Dataset records
====================

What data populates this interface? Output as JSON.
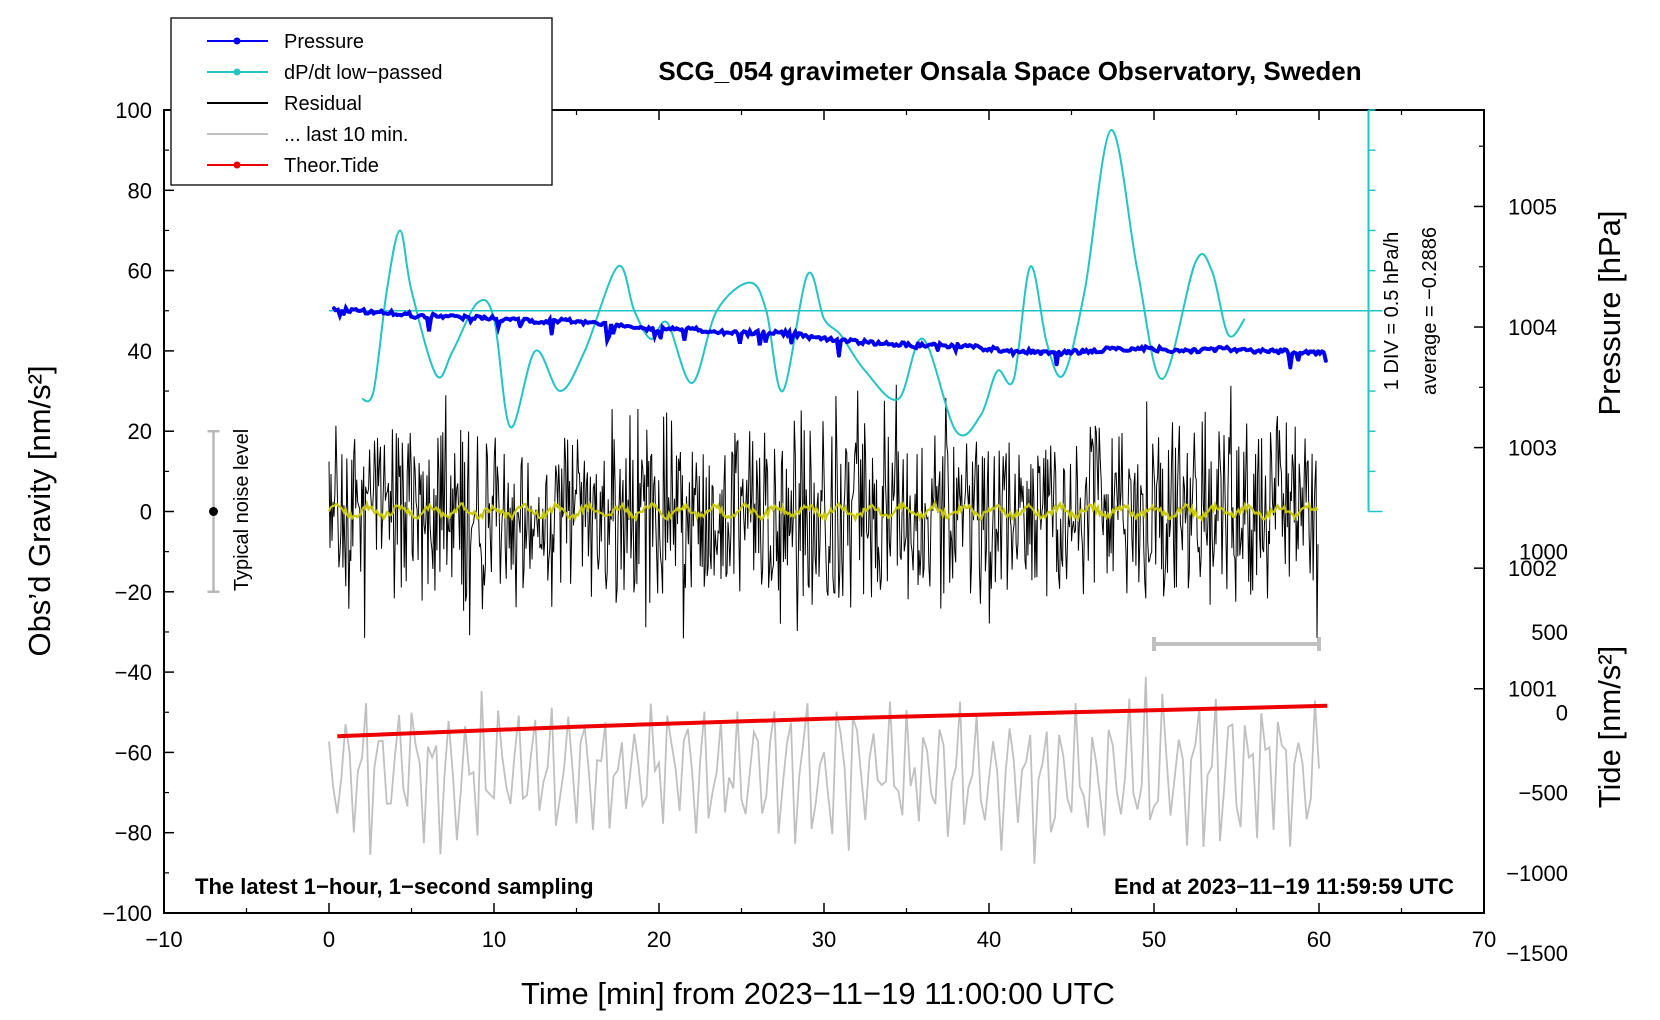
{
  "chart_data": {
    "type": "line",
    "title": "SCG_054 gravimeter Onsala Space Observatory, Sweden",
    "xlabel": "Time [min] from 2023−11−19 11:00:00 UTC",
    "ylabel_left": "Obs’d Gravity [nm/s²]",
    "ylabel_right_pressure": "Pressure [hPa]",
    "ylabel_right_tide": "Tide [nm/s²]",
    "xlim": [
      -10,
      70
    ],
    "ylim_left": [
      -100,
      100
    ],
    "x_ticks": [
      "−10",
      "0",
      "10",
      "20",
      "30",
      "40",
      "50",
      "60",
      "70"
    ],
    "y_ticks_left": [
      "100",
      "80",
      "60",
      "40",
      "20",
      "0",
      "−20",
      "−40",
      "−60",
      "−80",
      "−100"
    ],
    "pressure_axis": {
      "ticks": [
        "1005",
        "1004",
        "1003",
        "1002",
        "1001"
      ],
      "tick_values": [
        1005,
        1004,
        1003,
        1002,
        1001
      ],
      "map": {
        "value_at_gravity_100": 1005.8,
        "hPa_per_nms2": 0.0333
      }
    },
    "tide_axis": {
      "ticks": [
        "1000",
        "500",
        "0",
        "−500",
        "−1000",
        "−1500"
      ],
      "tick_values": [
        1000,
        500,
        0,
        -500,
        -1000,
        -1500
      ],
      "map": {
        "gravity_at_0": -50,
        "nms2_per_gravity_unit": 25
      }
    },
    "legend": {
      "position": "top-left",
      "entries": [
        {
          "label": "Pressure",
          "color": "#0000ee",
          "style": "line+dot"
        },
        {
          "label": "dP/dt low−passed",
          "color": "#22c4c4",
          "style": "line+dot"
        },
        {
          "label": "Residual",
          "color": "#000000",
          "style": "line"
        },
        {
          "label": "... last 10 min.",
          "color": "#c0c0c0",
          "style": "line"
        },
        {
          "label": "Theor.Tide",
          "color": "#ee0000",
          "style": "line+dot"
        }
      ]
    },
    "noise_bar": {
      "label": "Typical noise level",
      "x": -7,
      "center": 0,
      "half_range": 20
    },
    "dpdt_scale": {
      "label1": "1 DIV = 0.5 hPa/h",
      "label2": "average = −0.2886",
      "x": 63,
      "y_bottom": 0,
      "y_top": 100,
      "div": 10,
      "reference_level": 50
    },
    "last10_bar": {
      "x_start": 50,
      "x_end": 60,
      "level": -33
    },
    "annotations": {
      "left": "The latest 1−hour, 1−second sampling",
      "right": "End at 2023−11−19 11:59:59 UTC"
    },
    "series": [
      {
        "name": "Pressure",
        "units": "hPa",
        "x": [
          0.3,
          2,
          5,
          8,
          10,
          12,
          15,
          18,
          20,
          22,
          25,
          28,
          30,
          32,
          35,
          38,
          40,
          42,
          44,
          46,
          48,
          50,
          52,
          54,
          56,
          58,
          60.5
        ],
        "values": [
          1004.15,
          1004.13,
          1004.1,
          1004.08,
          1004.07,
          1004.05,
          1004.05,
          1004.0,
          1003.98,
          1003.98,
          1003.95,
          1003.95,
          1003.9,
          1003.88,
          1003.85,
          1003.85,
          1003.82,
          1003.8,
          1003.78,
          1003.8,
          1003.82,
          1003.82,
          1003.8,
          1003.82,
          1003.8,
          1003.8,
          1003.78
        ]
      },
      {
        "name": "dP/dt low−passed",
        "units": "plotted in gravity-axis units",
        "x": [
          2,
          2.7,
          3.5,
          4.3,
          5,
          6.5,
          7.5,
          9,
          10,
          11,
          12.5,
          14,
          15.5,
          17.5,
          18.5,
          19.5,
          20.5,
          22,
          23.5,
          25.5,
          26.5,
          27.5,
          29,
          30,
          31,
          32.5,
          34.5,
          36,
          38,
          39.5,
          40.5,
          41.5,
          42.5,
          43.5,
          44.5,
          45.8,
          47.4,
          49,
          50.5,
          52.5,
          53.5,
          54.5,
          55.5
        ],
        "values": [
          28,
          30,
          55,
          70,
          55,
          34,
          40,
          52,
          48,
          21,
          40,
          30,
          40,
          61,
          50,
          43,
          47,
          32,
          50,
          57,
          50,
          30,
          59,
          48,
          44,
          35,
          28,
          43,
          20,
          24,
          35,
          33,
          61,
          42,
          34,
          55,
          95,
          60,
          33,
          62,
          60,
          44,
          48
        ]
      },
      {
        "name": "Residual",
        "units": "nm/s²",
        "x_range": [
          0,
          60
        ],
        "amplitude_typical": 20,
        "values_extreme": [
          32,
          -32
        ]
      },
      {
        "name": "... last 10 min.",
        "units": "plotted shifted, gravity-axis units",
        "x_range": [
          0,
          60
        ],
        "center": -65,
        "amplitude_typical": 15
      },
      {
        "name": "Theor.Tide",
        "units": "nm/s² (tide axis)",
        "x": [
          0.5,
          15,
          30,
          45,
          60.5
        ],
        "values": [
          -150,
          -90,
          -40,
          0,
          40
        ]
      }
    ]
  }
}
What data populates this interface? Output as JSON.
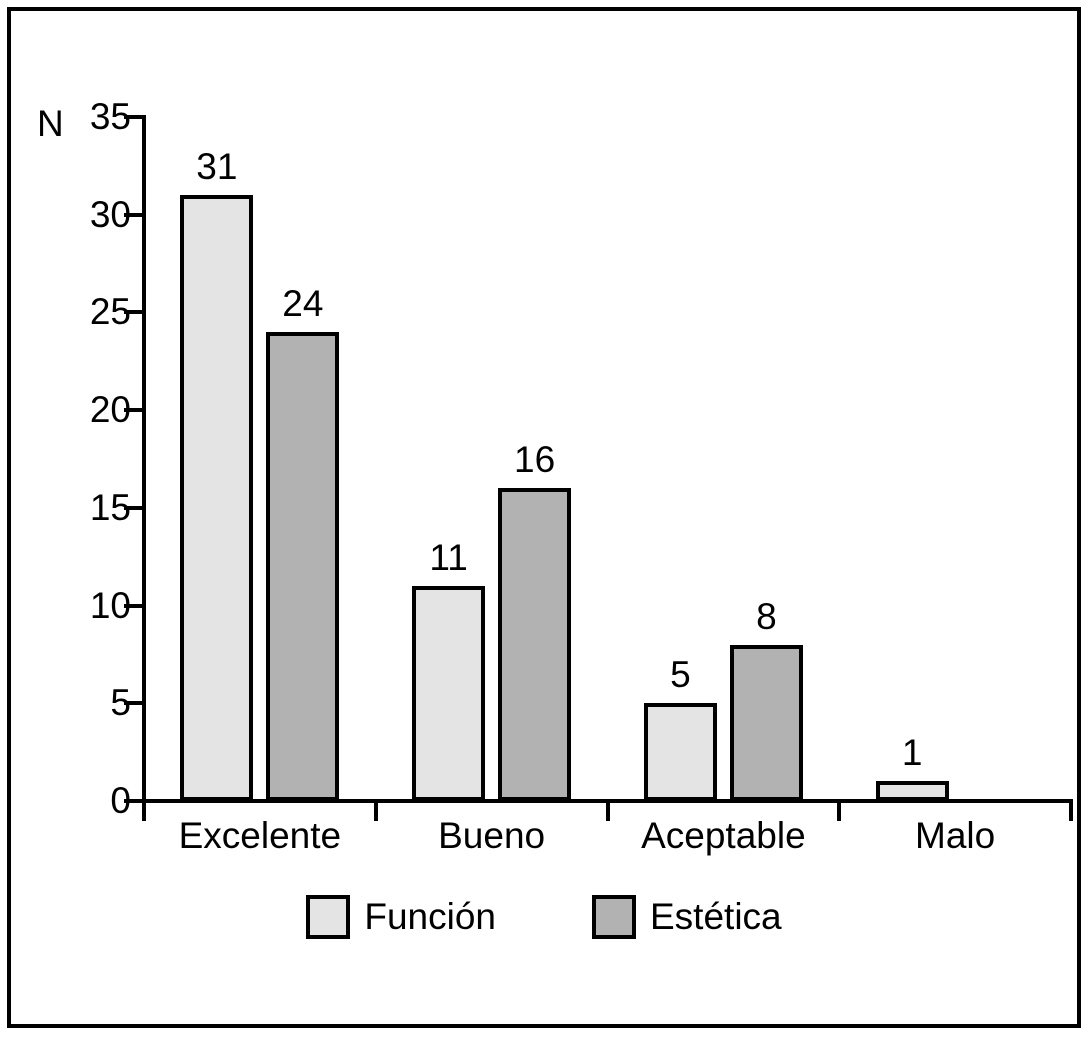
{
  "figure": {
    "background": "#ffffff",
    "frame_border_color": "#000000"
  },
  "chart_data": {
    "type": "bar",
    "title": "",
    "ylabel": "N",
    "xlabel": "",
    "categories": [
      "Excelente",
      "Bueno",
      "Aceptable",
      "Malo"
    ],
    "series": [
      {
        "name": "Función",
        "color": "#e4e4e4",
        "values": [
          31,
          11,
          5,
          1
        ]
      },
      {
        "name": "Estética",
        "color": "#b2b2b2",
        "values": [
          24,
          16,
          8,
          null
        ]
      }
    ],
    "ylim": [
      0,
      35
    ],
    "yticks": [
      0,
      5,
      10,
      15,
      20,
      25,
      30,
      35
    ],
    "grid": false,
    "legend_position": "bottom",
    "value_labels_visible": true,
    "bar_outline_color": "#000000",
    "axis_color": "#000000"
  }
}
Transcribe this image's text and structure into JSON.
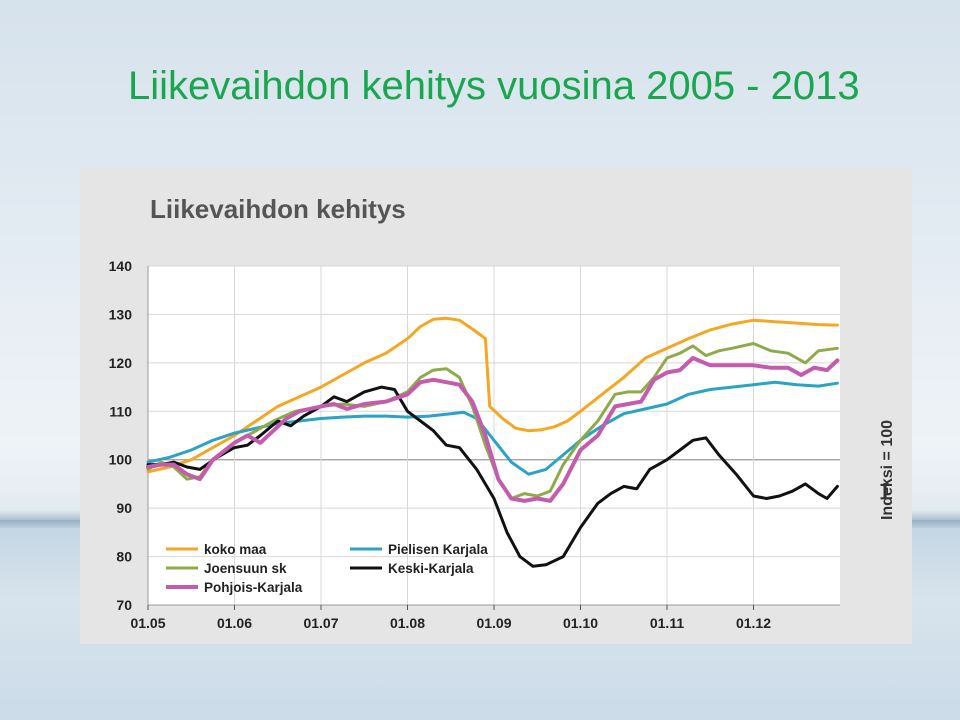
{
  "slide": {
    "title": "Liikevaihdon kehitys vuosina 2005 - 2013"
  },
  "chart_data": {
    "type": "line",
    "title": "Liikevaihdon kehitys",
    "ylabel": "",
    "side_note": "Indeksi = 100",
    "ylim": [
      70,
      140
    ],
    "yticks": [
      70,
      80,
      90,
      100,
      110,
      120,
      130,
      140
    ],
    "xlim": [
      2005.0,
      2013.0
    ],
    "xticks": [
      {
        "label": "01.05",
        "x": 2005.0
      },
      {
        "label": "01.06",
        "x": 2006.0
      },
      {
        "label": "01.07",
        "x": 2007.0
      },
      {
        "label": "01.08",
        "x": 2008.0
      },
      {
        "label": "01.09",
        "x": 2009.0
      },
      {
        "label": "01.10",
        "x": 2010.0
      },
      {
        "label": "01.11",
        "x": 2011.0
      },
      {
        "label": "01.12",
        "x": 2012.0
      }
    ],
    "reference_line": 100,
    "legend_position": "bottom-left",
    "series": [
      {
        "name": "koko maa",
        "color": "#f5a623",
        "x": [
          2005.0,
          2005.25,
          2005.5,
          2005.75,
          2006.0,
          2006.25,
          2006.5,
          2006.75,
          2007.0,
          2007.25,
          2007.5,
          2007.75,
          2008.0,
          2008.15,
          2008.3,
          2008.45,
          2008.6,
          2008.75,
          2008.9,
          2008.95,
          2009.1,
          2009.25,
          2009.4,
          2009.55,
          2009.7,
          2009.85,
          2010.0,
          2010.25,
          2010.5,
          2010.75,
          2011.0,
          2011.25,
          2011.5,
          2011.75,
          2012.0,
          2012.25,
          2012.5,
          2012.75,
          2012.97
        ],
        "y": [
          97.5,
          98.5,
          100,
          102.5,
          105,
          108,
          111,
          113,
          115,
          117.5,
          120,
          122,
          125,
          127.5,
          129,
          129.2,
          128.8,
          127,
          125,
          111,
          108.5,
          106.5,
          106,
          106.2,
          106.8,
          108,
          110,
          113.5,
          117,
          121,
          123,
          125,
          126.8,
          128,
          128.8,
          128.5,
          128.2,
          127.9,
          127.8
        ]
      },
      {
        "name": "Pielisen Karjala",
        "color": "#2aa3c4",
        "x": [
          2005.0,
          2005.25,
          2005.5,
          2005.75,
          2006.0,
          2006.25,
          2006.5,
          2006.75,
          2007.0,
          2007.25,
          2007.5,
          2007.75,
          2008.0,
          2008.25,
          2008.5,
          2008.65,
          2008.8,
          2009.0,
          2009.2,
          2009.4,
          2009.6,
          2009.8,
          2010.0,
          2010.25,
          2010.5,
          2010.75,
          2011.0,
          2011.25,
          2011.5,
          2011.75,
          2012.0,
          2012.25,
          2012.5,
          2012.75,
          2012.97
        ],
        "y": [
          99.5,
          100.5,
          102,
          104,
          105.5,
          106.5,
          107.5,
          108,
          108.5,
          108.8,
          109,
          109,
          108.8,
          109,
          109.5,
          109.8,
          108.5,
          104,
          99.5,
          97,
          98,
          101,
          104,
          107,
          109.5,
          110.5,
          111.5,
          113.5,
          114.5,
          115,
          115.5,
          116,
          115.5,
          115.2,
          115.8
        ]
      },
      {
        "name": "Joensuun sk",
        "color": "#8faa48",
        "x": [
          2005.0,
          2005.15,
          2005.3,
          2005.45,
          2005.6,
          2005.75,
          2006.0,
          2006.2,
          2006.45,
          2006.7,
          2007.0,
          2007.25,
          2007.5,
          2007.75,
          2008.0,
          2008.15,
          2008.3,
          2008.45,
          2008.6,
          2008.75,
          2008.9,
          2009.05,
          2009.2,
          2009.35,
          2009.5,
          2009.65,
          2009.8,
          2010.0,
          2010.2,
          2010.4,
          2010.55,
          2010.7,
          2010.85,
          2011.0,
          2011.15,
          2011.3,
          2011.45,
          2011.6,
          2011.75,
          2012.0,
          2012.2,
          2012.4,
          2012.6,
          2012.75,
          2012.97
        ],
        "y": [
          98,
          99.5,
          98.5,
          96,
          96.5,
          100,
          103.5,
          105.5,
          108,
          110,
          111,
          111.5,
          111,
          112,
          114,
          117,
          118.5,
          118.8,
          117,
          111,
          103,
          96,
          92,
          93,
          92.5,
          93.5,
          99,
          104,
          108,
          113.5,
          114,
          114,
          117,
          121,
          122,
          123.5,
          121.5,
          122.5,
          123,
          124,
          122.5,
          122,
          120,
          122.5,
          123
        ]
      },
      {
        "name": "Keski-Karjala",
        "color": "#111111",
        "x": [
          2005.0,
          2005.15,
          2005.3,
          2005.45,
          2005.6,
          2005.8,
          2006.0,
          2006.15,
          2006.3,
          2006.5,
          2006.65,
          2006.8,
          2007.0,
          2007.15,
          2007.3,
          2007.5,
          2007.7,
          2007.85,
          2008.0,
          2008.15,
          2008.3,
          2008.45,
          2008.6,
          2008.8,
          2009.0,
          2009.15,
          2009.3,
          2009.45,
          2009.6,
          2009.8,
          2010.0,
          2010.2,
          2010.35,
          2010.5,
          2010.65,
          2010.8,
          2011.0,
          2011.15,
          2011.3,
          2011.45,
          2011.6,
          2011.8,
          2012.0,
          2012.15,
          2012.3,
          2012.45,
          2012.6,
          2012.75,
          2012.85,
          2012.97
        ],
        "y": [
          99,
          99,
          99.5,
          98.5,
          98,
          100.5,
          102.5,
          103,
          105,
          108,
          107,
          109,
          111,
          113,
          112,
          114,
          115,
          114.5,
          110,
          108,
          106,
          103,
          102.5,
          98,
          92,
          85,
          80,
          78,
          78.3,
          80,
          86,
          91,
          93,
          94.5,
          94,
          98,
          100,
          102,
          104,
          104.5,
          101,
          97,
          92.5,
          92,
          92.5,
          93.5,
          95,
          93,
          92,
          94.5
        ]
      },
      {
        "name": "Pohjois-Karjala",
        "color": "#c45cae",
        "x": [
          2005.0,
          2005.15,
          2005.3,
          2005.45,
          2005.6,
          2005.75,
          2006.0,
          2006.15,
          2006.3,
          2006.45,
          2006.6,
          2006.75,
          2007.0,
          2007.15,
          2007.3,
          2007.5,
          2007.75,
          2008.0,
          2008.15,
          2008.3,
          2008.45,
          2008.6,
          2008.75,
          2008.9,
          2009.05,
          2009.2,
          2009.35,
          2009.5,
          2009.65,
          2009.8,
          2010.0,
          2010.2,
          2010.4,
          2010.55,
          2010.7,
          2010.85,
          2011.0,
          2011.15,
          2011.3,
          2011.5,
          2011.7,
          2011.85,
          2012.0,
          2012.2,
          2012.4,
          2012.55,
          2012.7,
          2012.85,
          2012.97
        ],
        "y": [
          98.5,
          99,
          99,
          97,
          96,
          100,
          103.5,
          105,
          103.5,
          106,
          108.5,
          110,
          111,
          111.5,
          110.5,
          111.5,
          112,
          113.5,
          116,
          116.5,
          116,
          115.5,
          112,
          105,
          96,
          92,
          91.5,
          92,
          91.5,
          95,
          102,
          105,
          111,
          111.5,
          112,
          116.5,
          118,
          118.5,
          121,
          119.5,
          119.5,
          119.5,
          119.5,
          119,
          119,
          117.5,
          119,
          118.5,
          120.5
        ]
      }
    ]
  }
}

====================

=== Task instructions ===
Reply with only the number of lines in the entries that contain the word "Liikevaihdon".

=== Result for this exercise ===
2